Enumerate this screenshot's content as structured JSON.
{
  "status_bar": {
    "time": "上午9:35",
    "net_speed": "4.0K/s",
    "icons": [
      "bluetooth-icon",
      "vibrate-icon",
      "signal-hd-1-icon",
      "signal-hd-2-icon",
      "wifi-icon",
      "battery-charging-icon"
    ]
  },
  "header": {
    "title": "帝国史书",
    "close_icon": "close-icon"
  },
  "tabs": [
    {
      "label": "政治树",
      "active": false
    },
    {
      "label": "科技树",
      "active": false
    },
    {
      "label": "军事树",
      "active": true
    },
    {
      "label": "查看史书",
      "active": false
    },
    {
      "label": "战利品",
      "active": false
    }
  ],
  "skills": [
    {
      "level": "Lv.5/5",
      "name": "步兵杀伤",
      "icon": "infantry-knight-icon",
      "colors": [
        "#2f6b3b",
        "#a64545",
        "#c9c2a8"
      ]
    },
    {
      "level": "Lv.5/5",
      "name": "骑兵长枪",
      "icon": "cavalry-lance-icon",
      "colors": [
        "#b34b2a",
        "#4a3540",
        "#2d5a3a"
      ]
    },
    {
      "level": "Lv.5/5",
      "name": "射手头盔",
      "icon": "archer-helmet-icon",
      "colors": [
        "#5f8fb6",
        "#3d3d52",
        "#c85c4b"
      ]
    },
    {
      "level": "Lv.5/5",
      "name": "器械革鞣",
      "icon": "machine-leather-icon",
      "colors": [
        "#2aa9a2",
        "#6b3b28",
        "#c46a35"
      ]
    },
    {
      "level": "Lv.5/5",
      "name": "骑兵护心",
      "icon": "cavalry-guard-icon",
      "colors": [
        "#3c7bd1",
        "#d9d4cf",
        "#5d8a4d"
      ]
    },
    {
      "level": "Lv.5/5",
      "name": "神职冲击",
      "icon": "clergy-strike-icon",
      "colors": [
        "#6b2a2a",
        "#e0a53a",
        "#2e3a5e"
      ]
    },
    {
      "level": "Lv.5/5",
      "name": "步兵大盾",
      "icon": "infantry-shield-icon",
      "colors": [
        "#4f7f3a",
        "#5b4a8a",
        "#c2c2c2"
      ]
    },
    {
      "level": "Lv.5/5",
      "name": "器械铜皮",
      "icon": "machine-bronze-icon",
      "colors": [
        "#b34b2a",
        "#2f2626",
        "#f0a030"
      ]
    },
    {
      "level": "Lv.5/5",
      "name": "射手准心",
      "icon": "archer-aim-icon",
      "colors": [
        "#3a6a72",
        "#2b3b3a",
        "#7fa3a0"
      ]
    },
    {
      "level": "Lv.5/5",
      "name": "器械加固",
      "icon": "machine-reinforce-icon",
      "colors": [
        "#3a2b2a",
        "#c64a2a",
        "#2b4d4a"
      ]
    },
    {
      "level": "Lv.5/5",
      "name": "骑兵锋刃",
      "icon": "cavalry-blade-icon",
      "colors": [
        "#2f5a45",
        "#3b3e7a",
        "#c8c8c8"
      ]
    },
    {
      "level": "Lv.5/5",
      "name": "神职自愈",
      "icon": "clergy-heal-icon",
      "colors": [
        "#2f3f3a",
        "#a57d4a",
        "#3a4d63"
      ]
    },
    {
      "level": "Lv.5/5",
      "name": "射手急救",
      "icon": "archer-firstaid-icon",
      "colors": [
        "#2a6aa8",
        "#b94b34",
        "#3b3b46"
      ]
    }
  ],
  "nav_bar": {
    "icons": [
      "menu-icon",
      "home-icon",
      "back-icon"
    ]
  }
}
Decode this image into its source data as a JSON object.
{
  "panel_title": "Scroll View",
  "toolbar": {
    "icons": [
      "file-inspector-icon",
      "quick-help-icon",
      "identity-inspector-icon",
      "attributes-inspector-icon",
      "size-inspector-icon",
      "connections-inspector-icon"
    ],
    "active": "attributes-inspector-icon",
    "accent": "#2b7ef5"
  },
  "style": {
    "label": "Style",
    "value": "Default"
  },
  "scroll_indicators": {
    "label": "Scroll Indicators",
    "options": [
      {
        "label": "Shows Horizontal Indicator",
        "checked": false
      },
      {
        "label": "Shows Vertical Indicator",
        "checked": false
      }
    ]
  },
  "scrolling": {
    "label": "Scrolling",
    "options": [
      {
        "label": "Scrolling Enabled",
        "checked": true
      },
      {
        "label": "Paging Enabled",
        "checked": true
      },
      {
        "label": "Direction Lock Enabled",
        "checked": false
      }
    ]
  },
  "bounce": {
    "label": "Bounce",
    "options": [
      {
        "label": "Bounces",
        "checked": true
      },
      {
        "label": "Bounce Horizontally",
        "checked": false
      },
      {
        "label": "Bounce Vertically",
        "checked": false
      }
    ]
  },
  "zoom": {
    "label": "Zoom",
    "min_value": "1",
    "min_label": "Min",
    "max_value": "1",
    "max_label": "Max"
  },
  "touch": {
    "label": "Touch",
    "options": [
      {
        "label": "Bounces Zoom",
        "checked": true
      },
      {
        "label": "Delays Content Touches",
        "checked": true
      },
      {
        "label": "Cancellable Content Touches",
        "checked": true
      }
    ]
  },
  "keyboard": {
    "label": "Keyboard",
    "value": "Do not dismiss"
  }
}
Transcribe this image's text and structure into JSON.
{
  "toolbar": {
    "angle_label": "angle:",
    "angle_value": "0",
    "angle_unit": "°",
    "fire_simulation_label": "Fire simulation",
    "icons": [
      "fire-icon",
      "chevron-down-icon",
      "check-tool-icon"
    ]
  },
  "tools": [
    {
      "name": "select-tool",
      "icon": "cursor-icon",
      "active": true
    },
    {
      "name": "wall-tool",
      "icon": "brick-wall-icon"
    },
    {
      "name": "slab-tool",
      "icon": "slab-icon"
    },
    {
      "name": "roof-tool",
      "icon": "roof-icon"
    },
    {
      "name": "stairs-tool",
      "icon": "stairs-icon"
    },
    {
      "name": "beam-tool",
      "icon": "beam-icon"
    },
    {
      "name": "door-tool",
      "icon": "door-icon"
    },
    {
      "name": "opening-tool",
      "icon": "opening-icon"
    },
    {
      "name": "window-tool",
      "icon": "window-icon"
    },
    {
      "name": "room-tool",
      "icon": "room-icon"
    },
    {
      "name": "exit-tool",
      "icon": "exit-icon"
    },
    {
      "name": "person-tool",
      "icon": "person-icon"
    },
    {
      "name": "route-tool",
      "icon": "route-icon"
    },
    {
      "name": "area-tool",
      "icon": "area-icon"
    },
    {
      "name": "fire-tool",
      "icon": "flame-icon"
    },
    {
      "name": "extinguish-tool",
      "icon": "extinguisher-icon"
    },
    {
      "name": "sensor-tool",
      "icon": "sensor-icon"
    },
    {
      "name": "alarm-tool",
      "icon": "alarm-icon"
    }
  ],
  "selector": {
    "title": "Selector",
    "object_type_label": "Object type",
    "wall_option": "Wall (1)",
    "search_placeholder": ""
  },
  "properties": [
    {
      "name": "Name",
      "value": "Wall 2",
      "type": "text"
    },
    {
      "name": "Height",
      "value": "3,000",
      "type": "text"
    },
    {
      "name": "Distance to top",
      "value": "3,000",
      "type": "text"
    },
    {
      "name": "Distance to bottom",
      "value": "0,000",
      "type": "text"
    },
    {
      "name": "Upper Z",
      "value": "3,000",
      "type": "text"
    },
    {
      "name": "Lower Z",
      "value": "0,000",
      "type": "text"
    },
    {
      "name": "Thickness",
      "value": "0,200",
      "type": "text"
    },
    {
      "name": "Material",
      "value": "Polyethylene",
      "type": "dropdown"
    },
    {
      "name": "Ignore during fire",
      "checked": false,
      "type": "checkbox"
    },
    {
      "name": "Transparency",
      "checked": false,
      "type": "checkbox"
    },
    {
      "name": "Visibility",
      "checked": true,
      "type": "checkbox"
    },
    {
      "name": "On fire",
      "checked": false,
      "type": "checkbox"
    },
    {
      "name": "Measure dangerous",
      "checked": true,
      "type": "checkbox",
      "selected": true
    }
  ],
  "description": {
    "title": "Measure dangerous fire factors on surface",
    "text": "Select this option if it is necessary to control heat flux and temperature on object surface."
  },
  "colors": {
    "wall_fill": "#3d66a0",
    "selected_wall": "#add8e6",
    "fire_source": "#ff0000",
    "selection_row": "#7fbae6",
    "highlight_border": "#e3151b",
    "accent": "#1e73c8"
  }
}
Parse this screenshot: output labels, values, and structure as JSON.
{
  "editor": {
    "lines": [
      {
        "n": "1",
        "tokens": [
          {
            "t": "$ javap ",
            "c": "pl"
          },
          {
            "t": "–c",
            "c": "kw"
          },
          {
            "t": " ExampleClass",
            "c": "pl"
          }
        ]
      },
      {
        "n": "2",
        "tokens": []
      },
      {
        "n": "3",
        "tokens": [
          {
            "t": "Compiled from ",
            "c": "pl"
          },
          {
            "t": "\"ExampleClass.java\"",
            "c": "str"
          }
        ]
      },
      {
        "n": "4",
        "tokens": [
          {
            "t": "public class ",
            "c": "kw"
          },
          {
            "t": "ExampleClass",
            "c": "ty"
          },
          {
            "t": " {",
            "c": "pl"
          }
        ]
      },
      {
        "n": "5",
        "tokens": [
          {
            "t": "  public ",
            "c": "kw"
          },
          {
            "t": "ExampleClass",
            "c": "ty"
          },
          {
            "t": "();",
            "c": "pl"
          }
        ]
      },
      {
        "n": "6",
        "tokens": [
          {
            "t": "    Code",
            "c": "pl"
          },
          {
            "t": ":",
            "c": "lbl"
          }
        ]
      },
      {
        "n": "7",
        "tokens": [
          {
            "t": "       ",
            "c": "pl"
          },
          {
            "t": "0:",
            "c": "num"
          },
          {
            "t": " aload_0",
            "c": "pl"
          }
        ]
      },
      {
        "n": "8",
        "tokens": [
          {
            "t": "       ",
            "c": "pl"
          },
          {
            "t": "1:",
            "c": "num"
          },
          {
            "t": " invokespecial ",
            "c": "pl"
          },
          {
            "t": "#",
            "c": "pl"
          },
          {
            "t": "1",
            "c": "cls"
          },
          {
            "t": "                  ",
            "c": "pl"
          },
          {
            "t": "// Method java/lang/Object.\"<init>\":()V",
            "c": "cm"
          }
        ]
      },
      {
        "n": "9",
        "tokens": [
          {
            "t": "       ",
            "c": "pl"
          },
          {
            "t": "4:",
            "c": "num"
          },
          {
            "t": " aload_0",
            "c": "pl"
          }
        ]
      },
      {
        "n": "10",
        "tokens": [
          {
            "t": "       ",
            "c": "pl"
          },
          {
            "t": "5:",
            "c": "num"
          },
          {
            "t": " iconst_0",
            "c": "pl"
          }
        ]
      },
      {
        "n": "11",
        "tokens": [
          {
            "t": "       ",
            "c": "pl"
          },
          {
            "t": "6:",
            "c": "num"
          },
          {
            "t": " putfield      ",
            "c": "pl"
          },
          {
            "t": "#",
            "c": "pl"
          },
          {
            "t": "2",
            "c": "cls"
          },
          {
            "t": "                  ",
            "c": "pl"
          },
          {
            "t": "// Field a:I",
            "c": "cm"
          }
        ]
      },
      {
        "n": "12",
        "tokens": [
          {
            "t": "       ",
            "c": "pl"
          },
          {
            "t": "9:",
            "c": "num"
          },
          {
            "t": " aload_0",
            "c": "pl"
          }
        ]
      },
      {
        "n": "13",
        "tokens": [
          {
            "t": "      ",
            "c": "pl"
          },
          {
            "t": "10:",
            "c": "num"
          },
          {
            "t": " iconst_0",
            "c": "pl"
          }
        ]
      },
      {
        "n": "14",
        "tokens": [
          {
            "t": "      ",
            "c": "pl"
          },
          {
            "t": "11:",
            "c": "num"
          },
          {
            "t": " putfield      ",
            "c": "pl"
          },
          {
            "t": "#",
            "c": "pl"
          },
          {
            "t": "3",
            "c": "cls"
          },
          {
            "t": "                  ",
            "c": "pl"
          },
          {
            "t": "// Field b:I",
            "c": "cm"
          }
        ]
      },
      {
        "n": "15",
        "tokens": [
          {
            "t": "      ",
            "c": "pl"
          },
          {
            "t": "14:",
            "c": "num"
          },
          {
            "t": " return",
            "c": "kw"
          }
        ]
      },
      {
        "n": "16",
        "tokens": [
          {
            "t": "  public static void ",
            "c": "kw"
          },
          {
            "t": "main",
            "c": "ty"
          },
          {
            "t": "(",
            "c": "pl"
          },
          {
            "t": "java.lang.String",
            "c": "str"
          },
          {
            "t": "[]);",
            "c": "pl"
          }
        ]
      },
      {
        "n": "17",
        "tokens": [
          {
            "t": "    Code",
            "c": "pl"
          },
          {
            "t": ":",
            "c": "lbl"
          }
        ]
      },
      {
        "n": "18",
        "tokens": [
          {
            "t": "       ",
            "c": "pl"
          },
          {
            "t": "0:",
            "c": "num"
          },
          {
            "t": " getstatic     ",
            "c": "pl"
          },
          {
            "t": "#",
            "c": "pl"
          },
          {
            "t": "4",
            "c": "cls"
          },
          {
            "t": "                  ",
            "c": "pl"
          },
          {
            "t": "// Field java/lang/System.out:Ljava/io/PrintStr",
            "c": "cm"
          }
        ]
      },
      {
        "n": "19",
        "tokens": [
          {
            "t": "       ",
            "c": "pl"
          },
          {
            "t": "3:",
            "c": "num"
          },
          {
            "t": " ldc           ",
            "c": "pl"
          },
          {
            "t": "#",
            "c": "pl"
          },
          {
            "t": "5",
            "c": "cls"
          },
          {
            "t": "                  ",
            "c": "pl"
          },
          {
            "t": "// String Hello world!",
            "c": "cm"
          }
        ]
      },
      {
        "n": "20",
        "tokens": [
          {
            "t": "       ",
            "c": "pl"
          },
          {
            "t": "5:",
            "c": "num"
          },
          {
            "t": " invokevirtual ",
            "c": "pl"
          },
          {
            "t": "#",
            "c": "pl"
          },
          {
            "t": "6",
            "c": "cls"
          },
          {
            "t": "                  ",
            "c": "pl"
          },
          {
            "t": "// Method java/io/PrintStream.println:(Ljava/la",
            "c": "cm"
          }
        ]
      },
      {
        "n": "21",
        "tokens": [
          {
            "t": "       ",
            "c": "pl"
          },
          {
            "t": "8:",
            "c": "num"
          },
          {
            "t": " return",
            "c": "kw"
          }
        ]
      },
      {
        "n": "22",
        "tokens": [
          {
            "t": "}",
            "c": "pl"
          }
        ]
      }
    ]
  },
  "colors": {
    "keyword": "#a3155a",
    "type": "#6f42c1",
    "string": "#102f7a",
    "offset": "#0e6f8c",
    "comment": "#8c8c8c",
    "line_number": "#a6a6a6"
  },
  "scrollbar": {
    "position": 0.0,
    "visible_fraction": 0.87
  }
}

Aim of the task — Consider the entries above and return each line with the string "Ljava".

Reply to the exercise —
            "t": "// Field java/lang/System.out:Ljava/io/PrintStr",
            "t": "// Method java/io/PrintStream.println:(Ljava/la",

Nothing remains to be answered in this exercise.